YOUR INSTRUCTIONS: Write out each record below exactly as it appears, with no pictures.

Saved entries:
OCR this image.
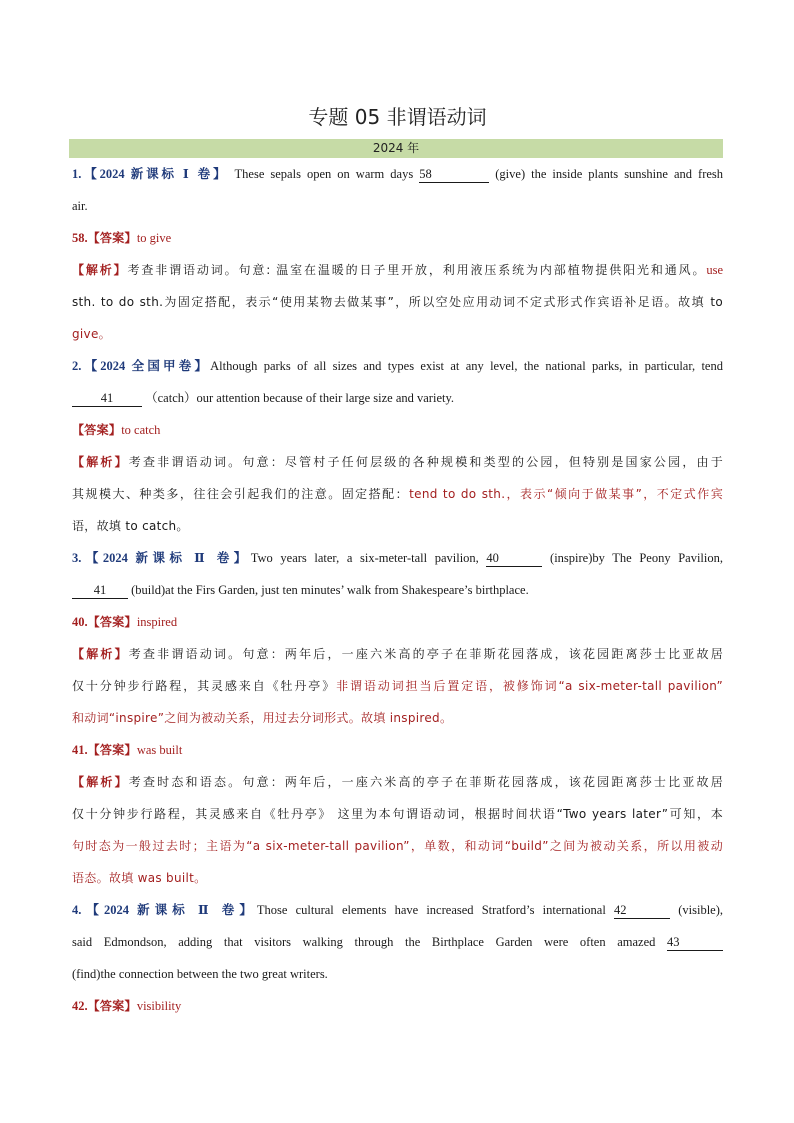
专题 05 非谓语动词
2024 年
1.【2024 新课标 Ⅰ 卷】 These sepals open on warm days 58	(give) the inside plants sunshine and fresh
air.
58.【答案】to give
【解析】考查非谓语动词。句意: 温室在温暖的日子里开放，利用液压系统为内部植物提供阳光和通风。use
sth. to do sth.为固定搭配，表示“使用某物去做某事”，所以空处应用动词不定式形式作宾语补足语。故填 to
give。
2.【2024 全国甲卷】Although parks of all sizes and types exist at any level, the national parks, in particular, tend
41	（catch）our attention because of their large size and variety.
【答案】to catch
【解析】考查非谓语动词。句意：尽管村子任何层级的各种规模和类型的公园，但特别是国家公园，由于
其规模大、种类多，往往会引起我们的注意。固定搭配：tend to do sth.，表示“倾向于做某事”，不定式作宾
语，故填 to catch。
3.【2024 新课标 Ⅱ 卷】Two years later, a six-meter-tall pavilion, 40	(inspire)by The Peony Pavilion,
41 (build)at the Firs Garden, just ten minutes’ walk from Shakespeare’s birthplace.
40.【答案】inspired
【解析】考查非谓语动词。句意：两年后，一座六米高的亭子在菲斯花园落成，该花园距离莎士比亚故居
仅十分钟步行路程，其灵感来自《牡丹亭》非谓语动词担当后置定语，被修饰词“a six-meter-tall pavilion”
和动词“inspire”之间为被动关系，用过去分词形式。故填 inspired。
41.【答案】was built
【解析】考查时态和语态。句意：两年后，一座六米高的亭子在菲斯花园落成，该花园距离莎士比亚故居
仅十分钟步行路程，其灵感来自《牡丹亭》 这里为本句谓语动词，根据时间状语“Two years later”可知，本
句时态为一般过去时；主语为“a six-meter-tall pavilion”，单数，和动词“build”之间为被动关系，所以用被动
语态。故填 was built。
4.【2024 新课标 Ⅱ 卷】Those cultural elements have increased Stratford’s international 42	(visible),
said Edmondson, adding that visitors walking through the Birthplace Garden were often amazed 43
(find)the connection between the two great writers.
42.【答案】visibility
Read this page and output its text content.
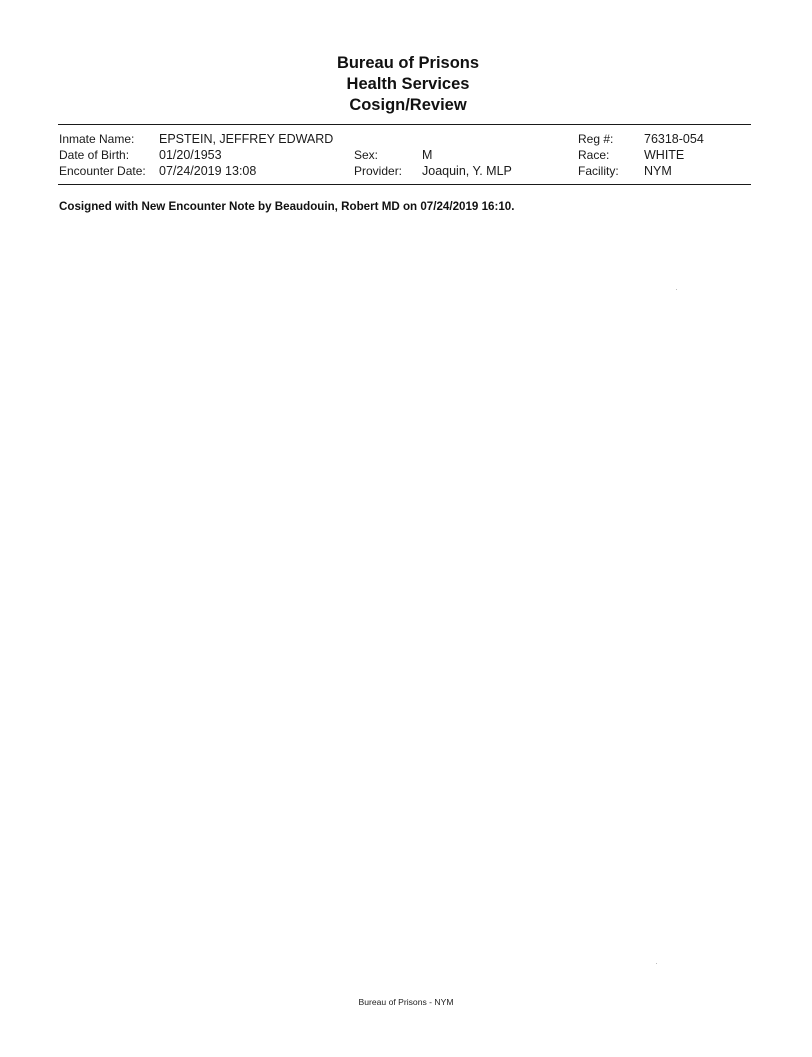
Bureau of Prisons
Health Services
Cosign/Review
Inmate Name:
Date of Birth:
Encounter Date:
EPSTEIN, JEFFREY EDWARD
01/20/1953
07/24/2019 13:08
Sex:
Provider:
M
Joaquin, Y. MLP
Reg #:
Race:
Facility:
76318-054
WHITE
NYM
Cosigned with New Encounter Note by Beaudouin, Robert MD on 07/24/2019 16:10.
Bureau of Prisons - NYM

SOLVED PROBLEM:
OCR this image.
专题 05 非谓语动词
2024 年
1.【2024 新课标 Ⅰ 卷】 These sepals open on warm days 58	(give) the inside plants sunshine and fresh
air.
58.【答案】to give
【解析】考查非谓语动词。句意: 温室在温暖的日子里开放，利用液压系统为内部植物提供阳光和通风。use
sth. to do sth.为固定搭配，表示“使用某物去做某事”，所以空处应用动词不定式形式作宾语补足语。故填 to
give。
2.【2024 全国甲卷】Although parks of all sizes and types exist at any level, the national parks, in particular, tend
41	（catch）our attention because of their large size and variety.
【答案】to catch
【解析】考查非谓语动词。句意：尽管村子任何层级的各种规模和类型的公园，但特别是国家公园，由于
其规模大、种类多，往往会引起我们的注意。固定搭配：tend to do sth.，表示“倾向于做某事”，不定式作宾
语，故填 to catch。
3.【2024 新课标 Ⅱ 卷】Two years later, a six-meter-tall pavilion, 40	(inspire)by The Peony Pavilion,
41 (build)at the Firs Garden, just ten minutes’ walk from Shakespeare’s birthplace.
40.【答案】inspired
【解析】考查非谓语动词。句意：两年后，一座六米高的亭子在菲斯花园落成，该花园距离莎士比亚故居
仅十分钟步行路程，其灵感来自《牡丹亭》非谓语动词担当后置定语，被修饰词“a six-meter-tall pavilion”
和动词“inspire”之间为被动关系，用过去分词形式。故填 inspired。
41.【答案】was built
【解析】考查时态和语态。句意：两年后，一座六米高的亭子在菲斯花园落成，该花园距离莎士比亚故居
仅十分钟步行路程，其灵感来自《牡丹亭》 这里为本句谓语动词，根据时间状语“Two years later”可知，本
句时态为一般过去时；主语为“a six-meter-tall pavilion”，单数，和动词“build”之间为被动关系，所以用被动
语态。故填 was built。
4.【2024 新课标 Ⅱ 卷】Those cultural elements have increased Stratford’s international 42	(visible),
said Edmondson, adding that visitors walking through the Birthplace Garden were often amazed 43
(find)the connection between the two great writers.
42.【答案】visibility
Read this page and output its text content.
Bureau of Prisons
Health Services
Cosign/Review
Inmate Name:
Date of Birth:
Encounter Date:
EPSTEIN, JEFFREY EDWARD
01/20/1953
07/24/2019 13:08
Sex:
Provider:
M
Joaquin, Y. MLP
Reg #:
Race:
Facility:
76318-054
WHITE
NYM
Cosigned with New Encounter Note by Beaudouin, Robert MD on 07/24/2019 16:10.
Bureau of Prisons - NYM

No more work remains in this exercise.